> [Instructions to follow] Among the lines below, list those containing the string "text".

> [Supplied data]
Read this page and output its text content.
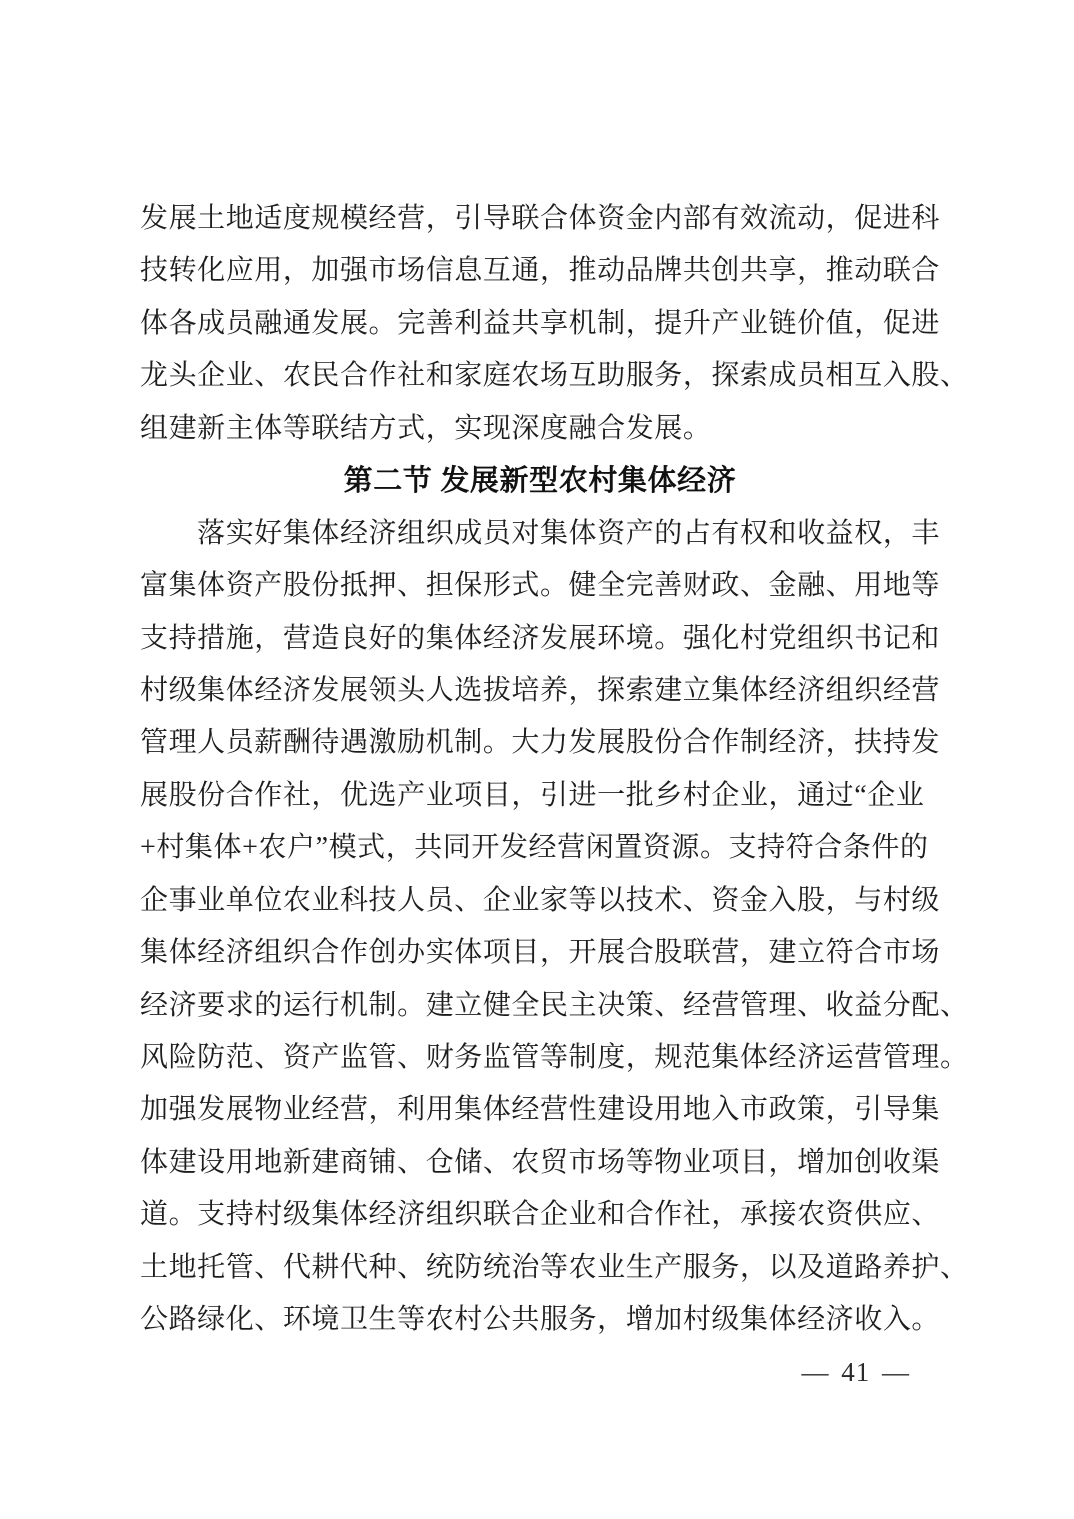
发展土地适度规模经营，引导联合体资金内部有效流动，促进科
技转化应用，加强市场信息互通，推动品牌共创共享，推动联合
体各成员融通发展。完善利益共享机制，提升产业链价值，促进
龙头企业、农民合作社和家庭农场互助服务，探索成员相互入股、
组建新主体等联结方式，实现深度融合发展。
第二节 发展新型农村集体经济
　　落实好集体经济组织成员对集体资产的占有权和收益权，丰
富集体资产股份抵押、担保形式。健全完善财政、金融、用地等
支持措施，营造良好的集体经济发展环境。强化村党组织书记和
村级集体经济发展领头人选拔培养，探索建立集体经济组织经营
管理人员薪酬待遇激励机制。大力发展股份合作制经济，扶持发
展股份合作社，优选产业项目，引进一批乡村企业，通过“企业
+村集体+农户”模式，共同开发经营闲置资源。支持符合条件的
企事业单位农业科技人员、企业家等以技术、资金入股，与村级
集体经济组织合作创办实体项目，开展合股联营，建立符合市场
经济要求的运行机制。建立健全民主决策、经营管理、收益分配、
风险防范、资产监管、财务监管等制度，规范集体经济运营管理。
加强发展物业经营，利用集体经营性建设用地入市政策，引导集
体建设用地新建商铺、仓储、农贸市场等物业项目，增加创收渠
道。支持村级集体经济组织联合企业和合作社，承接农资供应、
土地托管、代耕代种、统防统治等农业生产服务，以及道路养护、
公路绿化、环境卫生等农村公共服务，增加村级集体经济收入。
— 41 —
--
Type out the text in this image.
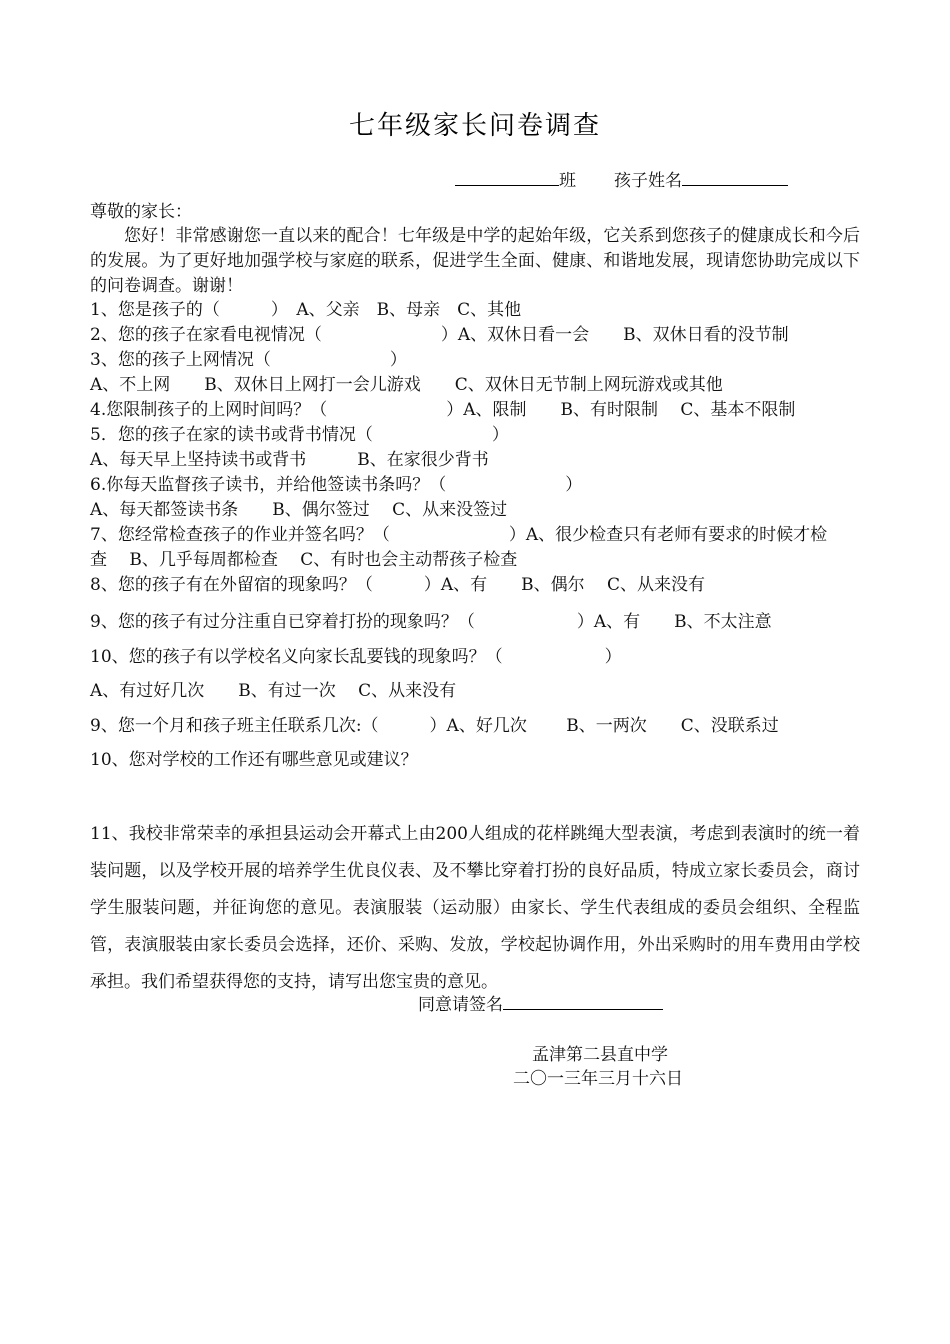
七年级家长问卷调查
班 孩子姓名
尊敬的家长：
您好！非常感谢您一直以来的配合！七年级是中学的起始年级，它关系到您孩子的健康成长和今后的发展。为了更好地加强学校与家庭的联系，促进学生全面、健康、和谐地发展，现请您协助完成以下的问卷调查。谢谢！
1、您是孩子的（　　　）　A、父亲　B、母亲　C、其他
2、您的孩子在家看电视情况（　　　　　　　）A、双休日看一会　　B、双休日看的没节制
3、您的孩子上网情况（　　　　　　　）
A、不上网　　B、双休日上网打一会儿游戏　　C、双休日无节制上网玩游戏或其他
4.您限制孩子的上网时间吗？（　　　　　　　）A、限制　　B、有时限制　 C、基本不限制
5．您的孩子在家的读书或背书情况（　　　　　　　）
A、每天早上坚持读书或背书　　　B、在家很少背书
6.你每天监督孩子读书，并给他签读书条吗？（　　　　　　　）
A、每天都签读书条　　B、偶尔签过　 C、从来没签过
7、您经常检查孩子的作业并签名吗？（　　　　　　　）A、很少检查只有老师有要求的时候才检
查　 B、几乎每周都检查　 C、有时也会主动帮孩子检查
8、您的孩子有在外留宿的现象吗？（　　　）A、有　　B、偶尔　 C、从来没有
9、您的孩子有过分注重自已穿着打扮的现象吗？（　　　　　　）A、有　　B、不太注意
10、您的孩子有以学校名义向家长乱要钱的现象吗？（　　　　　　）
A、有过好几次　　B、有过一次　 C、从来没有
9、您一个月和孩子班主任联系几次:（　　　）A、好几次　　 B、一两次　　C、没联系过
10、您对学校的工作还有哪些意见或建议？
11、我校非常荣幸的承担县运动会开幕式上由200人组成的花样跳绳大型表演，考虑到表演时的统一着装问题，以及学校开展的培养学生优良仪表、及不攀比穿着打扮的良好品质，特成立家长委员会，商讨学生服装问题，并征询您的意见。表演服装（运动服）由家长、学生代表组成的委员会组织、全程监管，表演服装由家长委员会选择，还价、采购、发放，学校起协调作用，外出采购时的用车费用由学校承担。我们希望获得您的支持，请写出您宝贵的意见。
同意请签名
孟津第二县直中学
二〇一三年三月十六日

> [Response]
Read this page and output its text content.
Type out the text in this image.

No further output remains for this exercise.